Your goal = For each line below that includes the word "this", make a copy.
**** Supplied records
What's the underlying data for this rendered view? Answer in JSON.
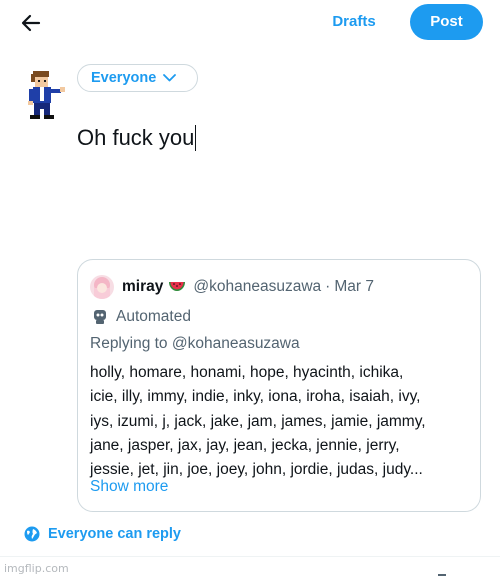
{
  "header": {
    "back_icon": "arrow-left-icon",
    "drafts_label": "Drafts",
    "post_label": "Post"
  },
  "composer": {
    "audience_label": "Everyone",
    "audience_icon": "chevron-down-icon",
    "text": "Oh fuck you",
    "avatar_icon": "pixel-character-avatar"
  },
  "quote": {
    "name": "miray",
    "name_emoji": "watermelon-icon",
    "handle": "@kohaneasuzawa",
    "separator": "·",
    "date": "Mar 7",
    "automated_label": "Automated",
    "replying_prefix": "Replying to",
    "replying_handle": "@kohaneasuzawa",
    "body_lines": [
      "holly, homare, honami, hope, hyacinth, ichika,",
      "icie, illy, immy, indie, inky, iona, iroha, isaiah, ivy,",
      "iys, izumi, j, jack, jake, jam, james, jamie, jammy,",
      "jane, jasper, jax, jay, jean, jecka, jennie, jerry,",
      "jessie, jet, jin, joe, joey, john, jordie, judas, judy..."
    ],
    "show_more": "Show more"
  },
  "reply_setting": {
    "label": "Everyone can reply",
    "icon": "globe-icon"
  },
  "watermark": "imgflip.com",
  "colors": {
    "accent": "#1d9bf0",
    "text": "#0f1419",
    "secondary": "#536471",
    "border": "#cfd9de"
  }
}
********
**** Supplied records
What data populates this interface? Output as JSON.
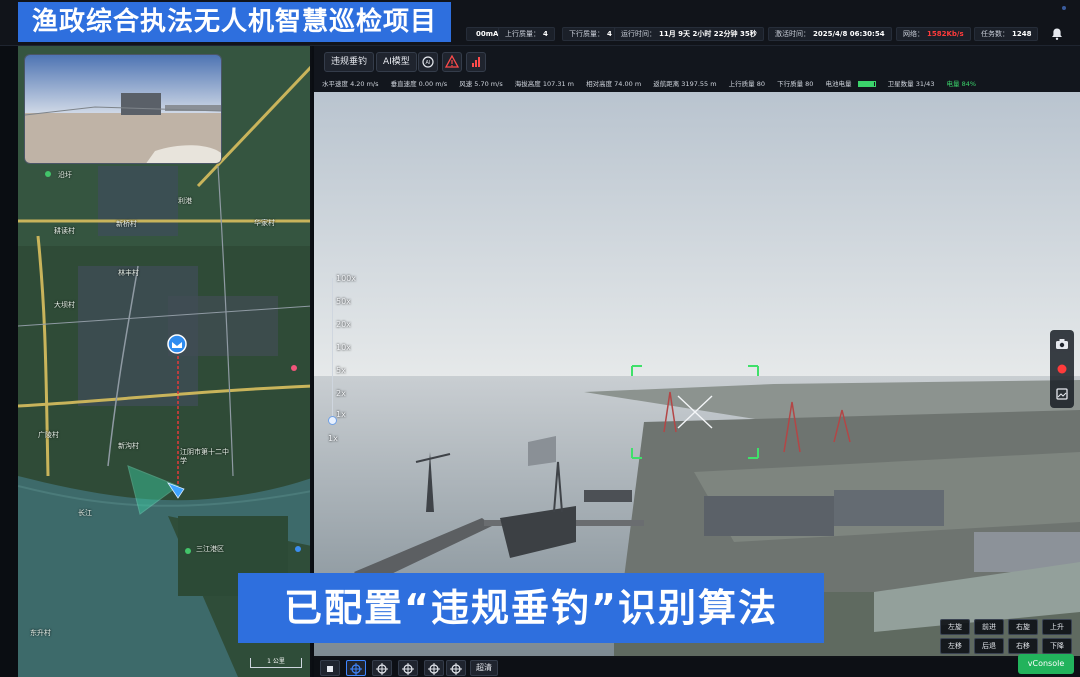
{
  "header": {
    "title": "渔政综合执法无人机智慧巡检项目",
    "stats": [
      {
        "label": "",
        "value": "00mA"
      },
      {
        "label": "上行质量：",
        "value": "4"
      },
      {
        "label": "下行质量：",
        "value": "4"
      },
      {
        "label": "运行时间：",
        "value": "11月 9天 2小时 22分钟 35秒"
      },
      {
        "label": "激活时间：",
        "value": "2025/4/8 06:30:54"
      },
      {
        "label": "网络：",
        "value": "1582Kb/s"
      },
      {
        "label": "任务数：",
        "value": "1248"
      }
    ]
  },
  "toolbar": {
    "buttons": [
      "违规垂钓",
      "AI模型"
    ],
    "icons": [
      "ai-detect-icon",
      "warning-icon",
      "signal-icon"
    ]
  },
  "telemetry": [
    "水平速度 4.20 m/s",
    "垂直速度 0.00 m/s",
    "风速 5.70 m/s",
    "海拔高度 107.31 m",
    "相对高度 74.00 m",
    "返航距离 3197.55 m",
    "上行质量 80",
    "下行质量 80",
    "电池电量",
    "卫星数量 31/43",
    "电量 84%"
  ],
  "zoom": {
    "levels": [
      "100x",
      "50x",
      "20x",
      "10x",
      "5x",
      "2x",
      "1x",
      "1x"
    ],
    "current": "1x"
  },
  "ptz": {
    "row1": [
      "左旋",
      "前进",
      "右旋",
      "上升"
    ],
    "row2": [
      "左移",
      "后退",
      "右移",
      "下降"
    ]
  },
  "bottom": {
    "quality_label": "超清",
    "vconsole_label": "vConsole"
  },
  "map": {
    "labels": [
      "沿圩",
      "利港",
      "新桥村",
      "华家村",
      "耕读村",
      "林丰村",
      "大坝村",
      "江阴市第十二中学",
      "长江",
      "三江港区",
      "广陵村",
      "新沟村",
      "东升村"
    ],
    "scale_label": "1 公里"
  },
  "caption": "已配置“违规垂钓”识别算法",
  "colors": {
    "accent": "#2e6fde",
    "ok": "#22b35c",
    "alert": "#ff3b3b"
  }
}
********
**** Supplied records
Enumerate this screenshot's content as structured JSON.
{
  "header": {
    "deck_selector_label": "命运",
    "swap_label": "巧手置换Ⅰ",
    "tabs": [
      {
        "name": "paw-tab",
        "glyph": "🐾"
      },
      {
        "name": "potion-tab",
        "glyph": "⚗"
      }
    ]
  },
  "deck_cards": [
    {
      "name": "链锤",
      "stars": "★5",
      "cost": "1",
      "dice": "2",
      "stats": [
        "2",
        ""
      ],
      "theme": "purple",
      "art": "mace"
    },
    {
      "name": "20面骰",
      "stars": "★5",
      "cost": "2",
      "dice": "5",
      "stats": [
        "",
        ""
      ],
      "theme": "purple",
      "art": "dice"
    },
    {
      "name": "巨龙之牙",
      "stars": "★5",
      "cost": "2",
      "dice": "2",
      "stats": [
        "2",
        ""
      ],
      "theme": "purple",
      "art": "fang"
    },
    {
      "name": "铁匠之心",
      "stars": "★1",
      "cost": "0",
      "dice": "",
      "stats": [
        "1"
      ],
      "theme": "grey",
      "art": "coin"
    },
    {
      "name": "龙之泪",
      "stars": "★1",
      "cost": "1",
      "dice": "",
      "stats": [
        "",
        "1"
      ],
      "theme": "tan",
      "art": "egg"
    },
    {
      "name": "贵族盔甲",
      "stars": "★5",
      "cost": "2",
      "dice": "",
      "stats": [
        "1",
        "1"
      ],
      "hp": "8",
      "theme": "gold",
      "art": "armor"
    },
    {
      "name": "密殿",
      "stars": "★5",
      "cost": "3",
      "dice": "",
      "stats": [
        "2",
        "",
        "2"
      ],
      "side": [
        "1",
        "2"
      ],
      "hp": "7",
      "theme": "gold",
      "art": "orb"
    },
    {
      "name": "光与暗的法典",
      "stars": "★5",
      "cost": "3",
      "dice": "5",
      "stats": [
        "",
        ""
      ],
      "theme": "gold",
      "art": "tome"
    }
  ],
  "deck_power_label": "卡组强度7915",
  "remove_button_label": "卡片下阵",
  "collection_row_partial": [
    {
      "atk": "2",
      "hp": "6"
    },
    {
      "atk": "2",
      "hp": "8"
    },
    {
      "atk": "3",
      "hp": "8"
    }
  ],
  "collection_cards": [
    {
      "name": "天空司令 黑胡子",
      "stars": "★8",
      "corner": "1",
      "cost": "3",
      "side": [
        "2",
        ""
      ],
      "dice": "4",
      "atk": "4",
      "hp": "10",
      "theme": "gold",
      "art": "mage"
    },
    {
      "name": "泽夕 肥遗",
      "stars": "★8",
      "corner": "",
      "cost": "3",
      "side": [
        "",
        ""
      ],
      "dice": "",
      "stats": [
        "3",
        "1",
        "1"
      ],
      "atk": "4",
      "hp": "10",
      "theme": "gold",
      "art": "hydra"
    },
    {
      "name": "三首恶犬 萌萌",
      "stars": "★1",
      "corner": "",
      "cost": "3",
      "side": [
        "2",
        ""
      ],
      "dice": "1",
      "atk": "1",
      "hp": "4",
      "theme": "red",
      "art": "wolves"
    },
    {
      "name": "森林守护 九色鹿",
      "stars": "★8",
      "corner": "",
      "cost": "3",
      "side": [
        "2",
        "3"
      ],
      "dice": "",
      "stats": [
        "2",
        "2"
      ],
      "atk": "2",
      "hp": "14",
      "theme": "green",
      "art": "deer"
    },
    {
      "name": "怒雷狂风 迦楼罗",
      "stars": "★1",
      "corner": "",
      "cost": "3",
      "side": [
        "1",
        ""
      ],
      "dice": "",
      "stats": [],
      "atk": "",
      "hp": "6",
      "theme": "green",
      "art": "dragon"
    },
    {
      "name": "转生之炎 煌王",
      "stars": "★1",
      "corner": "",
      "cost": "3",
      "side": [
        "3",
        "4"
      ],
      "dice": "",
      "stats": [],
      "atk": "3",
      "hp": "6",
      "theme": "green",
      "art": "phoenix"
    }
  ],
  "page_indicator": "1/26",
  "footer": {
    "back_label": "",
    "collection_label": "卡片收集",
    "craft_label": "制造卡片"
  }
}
********
Answer to the problem =
What's the underlying data for this rendered view? Answer in JSON.
What data populates this interface? Output as JSON.
Enumerate this screenshot's content as structured JSON.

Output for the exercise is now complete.